Exercise prompt: The records below are to be repeated in full, exactly as they are.

Extracted material:
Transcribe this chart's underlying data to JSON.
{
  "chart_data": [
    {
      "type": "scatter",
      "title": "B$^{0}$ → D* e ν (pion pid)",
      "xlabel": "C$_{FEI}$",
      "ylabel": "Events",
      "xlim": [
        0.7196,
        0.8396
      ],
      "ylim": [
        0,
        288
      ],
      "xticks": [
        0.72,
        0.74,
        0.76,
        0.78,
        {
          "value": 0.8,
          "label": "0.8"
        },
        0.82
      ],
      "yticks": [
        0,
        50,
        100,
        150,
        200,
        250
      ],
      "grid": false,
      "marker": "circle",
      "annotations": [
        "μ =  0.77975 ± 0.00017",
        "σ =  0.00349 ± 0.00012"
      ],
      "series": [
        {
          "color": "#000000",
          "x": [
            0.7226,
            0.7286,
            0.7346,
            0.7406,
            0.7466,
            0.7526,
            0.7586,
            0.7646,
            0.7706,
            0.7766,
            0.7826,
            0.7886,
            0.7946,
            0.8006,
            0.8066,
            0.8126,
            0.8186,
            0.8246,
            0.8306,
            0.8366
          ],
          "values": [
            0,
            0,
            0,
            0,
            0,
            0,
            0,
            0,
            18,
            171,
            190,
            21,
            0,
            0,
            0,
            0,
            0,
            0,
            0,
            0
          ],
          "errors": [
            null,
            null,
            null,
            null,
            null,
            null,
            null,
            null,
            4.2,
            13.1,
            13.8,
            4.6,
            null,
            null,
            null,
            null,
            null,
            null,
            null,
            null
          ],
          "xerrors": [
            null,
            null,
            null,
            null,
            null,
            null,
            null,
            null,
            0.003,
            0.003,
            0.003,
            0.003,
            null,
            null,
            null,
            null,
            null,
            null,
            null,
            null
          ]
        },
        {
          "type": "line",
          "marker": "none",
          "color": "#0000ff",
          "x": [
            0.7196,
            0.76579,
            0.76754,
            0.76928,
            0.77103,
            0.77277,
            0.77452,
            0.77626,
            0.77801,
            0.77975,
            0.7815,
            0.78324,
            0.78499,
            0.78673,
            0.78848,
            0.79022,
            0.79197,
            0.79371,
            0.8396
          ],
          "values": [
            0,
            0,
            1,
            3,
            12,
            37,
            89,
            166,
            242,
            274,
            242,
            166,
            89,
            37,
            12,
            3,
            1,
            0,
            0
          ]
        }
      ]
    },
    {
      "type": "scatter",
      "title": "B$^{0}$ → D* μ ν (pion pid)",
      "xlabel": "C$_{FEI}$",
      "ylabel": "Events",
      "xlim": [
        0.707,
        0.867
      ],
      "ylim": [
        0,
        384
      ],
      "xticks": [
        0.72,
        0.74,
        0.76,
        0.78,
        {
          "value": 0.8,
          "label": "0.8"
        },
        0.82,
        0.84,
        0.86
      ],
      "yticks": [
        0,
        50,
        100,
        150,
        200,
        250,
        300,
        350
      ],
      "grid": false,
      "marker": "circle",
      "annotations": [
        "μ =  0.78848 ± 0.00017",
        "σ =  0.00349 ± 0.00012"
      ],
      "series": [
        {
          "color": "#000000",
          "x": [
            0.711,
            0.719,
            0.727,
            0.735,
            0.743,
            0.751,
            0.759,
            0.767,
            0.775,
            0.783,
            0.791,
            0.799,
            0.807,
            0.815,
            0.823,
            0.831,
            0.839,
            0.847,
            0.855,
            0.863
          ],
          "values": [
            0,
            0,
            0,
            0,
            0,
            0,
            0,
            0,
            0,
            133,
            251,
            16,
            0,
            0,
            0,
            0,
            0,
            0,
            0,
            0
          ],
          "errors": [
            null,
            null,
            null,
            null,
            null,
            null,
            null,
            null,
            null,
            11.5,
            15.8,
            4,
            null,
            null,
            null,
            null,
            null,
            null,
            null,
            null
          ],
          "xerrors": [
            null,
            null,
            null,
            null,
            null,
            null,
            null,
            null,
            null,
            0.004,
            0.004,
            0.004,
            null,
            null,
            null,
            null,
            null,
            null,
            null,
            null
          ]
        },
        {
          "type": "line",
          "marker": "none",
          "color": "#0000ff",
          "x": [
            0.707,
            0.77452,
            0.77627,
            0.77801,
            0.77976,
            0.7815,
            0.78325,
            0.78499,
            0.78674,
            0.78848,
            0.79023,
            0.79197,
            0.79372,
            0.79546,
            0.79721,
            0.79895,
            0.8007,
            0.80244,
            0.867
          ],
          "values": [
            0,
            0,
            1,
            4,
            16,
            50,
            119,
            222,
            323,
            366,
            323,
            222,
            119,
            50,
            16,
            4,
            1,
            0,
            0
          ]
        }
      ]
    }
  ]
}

Task solution:
Transcribe this chart's underlying data to JSON.
{
  "chart_data": [
    {
      "type": "scatter",
      "title": "B$^{0}$ → D* e ν (pion pid)",
      "xlabel": "C$_{FEI}$",
      "ylabel": "Events",
      "xlim": [
        0.7196,
        0.8396
      ],
      "ylim": [
        0,
        288
      ],
      "xticks": [
        0.72,
        0.74,
        0.76,
        0.78,
        {
          "value": 0.8,
          "label": "0.8"
        },
        0.82
      ],
      "yticks": [
        0,
        50,
        100,
        150,
        200,
        250
      ],
      "grid": false,
      "marker": "circle",
      "annotations": [
        "μ =  0.77975 ± 0.00017",
        "σ =  0.00349 ± 0.00012"
      ],
      "series": [
        {
          "color": "#000000",
          "x": [
            0.7226,
            0.7286,
            0.7346,
            0.7406,
            0.7466,
            0.7526,
            0.7586,
            0.7646,
            0.7706,
            0.7766,
            0.7826,
            0.7886,
            0.7946,
            0.8006,
            0.8066,
            0.8126,
            0.8186,
            0.8246,
            0.8306,
            0.8366
          ],
          "values": [
            0,
            0,
            0,
            0,
            0,
            0,
            0,
            0,
            18,
            171,
            190,
            21,
            0,
            0,
            0,
            0,
            0,
            0,
            0,
            0
          ],
          "errors": [
            null,
            null,
            null,
            null,
            null,
            null,
            null,
            null,
            4.2,
            13.1,
            13.8,
            4.6,
            null,
            null,
            null,
            null,
            null,
            null,
            null,
            null
          ],
          "xerrors": [
            null,
            null,
            null,
            null,
            null,
            null,
            null,
            null,
            0.003,
            0.003,
            0.003,
            0.003,
            null,
            null,
            null,
            null,
            null,
            null,
            null,
            null
          ]
        },
        {
          "type": "line",
          "marker": "none",
          "color": "#0000ff",
          "x": [
            0.7196,
            0.76579,
            0.76754,
            0.76928,
            0.77103,
            0.77277,
            0.77452,
            0.77626,
            0.77801,
            0.77975,
            0.7815,
            0.78324,
            0.78499,
            0.78673,
            0.78848,
            0.79022,
            0.79197,
            0.79371,
            0.8396
          ],
          "values": [
            0,
            0,
            1,
            3,
            12,
            37,
            89,
            166,
            242,
            274,
            242,
            166,
            89,
            37,
            12,
            3,
            1,
            0,
            0
          ]
        }
      ]
    },
    {
      "type": "scatter",
      "title": "B$^{0}$ → D* μ ν (pion pid)",
      "xlabel": "C$_{FEI}$",
      "ylabel": "Events",
      "xlim": [
        0.707,
        0.867
      ],
      "ylim": [
        0,
        384
      ],
      "xticks": [
        0.72,
        0.74,
        0.76,
        0.78,
        {
          "value": 0.8,
          "label": "0.8"
        },
        0.82,
        0.84,
        0.86
      ],
      "yticks": [
        0,
        50,
        100,
        150,
        200,
        250,
        300,
        350
      ],
      "grid": false,
      "marker": "circle",
      "annotations": [
        "μ =  0.78848 ± 0.00017",
        "σ =  0.00349 ± 0.00012"
      ],
      "series": [
        {
          "color": "#000000",
          "x": [
            0.711,
            0.719,
            0.727,
            0.735,
            0.743,
            0.751,
            0.759,
            0.767,
            0.775,
            0.783,
            0.791,
            0.799,
            0.807,
            0.815,
            0.823,
            0.831,
            0.839,
            0.847,
            0.855,
            0.863
          ],
          "values": [
            0,
            0,
            0,
            0,
            0,
            0,
            0,
            0,
            0,
            133,
            251,
            16,
            0,
            0,
            0,
            0,
            0,
            0,
            0,
            0
          ],
          "errors": [
            null,
            null,
            null,
            null,
            null,
            null,
            null,
            null,
            null,
            11.5,
            15.8,
            4,
            null,
            null,
            null,
            null,
            null,
            null,
            null,
            null
          ],
          "xerrors": [
            null,
            null,
            null,
            null,
            null,
            null,
            null,
            null,
            null,
            0.004,
            0.004,
            0.004,
            null,
            null,
            null,
            null,
            null,
            null,
            null,
            null
          ]
        },
        {
          "type": "line",
          "marker": "none",
          "color": "#0000ff",
          "x": [
            0.707,
            0.77452,
            0.77627,
            0.77801,
            0.77976,
            0.7815,
            0.78325,
            0.78499,
            0.78674,
            0.78848,
            0.79023,
            0.79197,
            0.79372,
            0.79546,
            0.79721,
            0.79895,
            0.8007,
            0.80244,
            0.867
          ],
          "values": [
            0,
            0,
            1,
            4,
            16,
            50,
            119,
            222,
            323,
            366,
            323,
            222,
            119,
            50,
            16,
            4,
            1,
            0,
            0
          ]
        }
      ]
    }
  ]
}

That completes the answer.